Print out the material that follows word for word.

━━━━━ INFORMATION SUPPLIED

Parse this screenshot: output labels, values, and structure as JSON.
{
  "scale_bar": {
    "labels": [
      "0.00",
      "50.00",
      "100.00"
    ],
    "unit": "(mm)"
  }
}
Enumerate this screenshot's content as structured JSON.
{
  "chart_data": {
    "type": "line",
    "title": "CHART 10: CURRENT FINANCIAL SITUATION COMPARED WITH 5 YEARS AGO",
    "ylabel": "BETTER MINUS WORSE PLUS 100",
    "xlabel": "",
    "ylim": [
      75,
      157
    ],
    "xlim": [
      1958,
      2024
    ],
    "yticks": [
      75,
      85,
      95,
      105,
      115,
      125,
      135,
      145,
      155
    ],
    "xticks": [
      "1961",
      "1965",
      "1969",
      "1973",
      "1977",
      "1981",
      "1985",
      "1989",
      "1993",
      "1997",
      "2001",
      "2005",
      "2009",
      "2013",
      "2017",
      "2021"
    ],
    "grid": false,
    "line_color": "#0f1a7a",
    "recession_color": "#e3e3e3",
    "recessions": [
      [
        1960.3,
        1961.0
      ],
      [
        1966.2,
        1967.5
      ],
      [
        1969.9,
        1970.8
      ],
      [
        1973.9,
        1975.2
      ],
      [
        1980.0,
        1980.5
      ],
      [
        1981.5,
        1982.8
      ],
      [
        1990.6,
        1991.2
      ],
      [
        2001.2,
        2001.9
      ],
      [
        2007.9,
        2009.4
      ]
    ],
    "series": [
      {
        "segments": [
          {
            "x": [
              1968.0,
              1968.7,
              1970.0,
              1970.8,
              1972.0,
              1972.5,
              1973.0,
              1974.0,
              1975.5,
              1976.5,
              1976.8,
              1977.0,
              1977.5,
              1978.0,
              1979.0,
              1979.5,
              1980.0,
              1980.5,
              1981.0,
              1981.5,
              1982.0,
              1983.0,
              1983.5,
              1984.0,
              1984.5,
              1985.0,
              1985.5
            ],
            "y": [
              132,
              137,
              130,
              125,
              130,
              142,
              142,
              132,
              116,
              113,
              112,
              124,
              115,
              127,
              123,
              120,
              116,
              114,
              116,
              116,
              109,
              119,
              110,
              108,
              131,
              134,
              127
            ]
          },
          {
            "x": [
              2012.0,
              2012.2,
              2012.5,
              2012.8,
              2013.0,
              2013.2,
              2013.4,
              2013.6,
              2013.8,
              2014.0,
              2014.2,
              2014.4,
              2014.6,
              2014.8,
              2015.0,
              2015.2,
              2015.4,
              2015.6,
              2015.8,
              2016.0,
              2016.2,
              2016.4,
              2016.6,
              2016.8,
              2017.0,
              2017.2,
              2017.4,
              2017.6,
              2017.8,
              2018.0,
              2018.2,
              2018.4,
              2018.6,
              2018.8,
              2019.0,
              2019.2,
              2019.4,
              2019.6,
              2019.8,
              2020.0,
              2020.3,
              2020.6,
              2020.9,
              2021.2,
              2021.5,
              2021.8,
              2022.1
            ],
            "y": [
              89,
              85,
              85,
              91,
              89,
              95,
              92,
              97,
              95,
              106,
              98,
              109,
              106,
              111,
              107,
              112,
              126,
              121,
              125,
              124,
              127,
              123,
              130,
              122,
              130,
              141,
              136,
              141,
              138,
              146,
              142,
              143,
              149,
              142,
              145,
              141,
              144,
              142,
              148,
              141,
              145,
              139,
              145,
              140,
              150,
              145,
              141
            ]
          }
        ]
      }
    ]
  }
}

━━━━━━━━━━

→ **WRITTEN RESPONSE**
Parse this screenshot: output labels, values, and structure as JSON.
{
  "scale_bar": {
    "labels": [
      "0.00",
      "50.00",
      "100.00"
    ],
    "unit": "(mm)"
  }
}
Enumerate this screenshot's content as structured JSON.
{
  "chart_data": {
    "type": "line",
    "title": "CHART 10: CURRENT FINANCIAL SITUATION COMPARED WITH 5 YEARS AGO",
    "ylabel": "BETTER MINUS WORSE PLUS 100",
    "xlabel": "",
    "ylim": [
      75,
      157
    ],
    "xlim": [
      1958,
      2024
    ],
    "yticks": [
      75,
      85,
      95,
      105,
      115,
      125,
      135,
      145,
      155
    ],
    "xticks": [
      "1961",
      "1965",
      "1969",
      "1973",
      "1977",
      "1981",
      "1985",
      "1989",
      "1993",
      "1997",
      "2001",
      "2005",
      "2009",
      "2013",
      "2017",
      "2021"
    ],
    "grid": false,
    "line_color": "#0f1a7a",
    "recession_color": "#e3e3e3",
    "recessions": [
      [
        1960.3,
        1961.0
      ],
      [
        1966.2,
        1967.5
      ],
      [
        1969.9,
        1970.8
      ],
      [
        1973.9,
        1975.2
      ],
      [
        1980.0,
        1980.5
      ],
      [
        1981.5,
        1982.8
      ],
      [
        1990.6,
        1991.2
      ],
      [
        2001.2,
        2001.9
      ],
      [
        2007.9,
        2009.4
      ]
    ],
    "series": [
      {
        "segments": [
          {
            "x": [
              1968.0,
              1968.7,
              1970.0,
              1970.8,
              1972.0,
              1972.5,
              1973.0,
              1974.0,
              1975.5,
              1976.5,
              1976.8,
              1977.0,
              1977.5,
              1978.0,
              1979.0,
              1979.5,
              1980.0,
              1980.5,
              1981.0,
              1981.5,
              1982.0,
              1983.0,
              1983.5,
              1984.0,
              1984.5,
              1985.0,
              1985.5
            ],
            "y": [
              132,
              137,
              130,
              125,
              130,
              142,
              142,
              132,
              116,
              113,
              112,
              124,
              115,
              127,
              123,
              120,
              116,
              114,
              116,
              116,
              109,
              119,
              110,
              108,
              131,
              134,
              127
            ]
          },
          {
            "x": [
              2012.0,
              2012.2,
              2012.5,
              2012.8,
              2013.0,
              2013.2,
              2013.4,
              2013.6,
              2013.8,
              2014.0,
              2014.2,
              2014.4,
              2014.6,
              2014.8,
              2015.0,
              2015.2,
              2015.4,
              2015.6,
              2015.8,
              2016.0,
              2016.2,
              2016.4,
              2016.6,
              2016.8,
              2017.0,
              2017.2,
              2017.4,
              2017.6,
              2017.8,
              2018.0,
              2018.2,
              2018.4,
              2018.6,
              2018.8,
              2019.0,
              2019.2,
              2019.4,
              2019.6,
              2019.8,
              2020.0,
              2020.3,
              2020.6,
              2020.9,
              2021.2,
              2021.5,
              2021.8,
              2022.1
            ],
            "y": [
              89,
              85,
              85,
              91,
              89,
              95,
              92,
              97,
              95,
              106,
              98,
              109,
              106,
              111,
              107,
              112,
              126,
              121,
              125,
              124,
              127,
              123,
              130,
              122,
              130,
              141,
              136,
              141,
              138,
              146,
              142,
              143,
              149,
              142,
              145,
              141,
              144,
              142,
              148,
              141,
              145,
              139,
              145,
              140,
              150,
              145,
              141
            ]
          }
        ]
      }
    ]
  }
}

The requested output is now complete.